#### RECORDS FOR THIS TASK ####
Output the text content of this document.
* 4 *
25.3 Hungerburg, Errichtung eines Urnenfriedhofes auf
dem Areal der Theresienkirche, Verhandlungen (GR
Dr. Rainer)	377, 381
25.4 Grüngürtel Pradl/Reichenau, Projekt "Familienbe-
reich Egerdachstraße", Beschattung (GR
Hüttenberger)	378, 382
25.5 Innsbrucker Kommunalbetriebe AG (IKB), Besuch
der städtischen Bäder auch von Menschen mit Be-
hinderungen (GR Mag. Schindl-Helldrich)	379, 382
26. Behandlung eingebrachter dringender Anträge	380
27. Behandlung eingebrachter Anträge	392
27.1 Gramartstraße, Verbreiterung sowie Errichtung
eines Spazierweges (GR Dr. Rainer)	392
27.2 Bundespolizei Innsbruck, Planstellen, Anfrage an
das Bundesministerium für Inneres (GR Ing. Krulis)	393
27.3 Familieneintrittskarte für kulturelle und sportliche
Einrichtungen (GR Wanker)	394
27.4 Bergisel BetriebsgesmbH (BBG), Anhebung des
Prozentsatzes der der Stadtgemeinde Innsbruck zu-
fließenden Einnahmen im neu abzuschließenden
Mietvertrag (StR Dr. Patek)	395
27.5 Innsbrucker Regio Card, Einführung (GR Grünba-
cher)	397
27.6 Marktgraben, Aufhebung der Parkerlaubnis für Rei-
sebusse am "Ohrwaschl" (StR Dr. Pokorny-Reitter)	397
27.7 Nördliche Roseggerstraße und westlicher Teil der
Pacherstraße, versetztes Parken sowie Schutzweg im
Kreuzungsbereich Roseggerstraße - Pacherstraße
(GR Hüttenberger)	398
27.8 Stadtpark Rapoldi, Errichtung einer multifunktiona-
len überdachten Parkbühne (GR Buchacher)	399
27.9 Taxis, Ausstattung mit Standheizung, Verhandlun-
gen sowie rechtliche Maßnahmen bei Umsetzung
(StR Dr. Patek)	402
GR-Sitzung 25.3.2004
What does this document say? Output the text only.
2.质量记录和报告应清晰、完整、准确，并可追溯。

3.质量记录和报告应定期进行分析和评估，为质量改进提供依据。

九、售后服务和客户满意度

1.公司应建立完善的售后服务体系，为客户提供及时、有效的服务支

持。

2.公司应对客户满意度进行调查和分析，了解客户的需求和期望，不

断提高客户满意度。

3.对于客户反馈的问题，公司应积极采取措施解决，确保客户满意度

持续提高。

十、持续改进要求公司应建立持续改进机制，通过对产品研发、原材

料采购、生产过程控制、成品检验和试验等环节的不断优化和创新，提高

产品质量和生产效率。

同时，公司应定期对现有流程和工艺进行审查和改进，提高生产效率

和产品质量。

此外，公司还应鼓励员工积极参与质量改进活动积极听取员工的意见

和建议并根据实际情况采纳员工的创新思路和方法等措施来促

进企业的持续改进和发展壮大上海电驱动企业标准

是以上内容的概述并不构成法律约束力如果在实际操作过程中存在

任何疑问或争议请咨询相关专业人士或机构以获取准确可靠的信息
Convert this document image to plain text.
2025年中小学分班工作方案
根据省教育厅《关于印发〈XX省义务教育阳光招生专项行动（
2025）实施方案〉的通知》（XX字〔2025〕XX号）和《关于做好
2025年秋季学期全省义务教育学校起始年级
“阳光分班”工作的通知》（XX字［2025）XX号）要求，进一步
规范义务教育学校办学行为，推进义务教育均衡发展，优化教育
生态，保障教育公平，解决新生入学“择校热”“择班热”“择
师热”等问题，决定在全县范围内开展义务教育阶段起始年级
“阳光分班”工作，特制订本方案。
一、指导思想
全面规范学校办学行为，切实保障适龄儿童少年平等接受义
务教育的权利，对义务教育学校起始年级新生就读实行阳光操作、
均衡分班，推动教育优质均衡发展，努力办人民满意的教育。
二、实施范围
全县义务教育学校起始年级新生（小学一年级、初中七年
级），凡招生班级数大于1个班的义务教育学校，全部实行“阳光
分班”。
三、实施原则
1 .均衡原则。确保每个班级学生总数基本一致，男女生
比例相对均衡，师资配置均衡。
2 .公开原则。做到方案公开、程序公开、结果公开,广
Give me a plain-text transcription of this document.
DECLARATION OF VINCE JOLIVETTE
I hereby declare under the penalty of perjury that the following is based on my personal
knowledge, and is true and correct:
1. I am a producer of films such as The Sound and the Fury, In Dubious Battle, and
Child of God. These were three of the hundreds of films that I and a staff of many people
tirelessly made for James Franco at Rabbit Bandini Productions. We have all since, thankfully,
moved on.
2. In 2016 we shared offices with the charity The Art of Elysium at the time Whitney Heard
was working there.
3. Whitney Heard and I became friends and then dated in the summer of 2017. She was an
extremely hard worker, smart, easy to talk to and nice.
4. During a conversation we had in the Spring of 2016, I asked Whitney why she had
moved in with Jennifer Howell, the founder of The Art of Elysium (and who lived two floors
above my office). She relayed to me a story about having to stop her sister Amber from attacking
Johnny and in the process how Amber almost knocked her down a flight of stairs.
####
### [DIRECTIONS]
Select and copy each line from the data that includes the word "Behandlung".

### [SOLUTION TO THIS PROBLEM]
26. Behandlung eingebrachter dringender Anträge	380
27. Behandlung eingebrachter Anträge	392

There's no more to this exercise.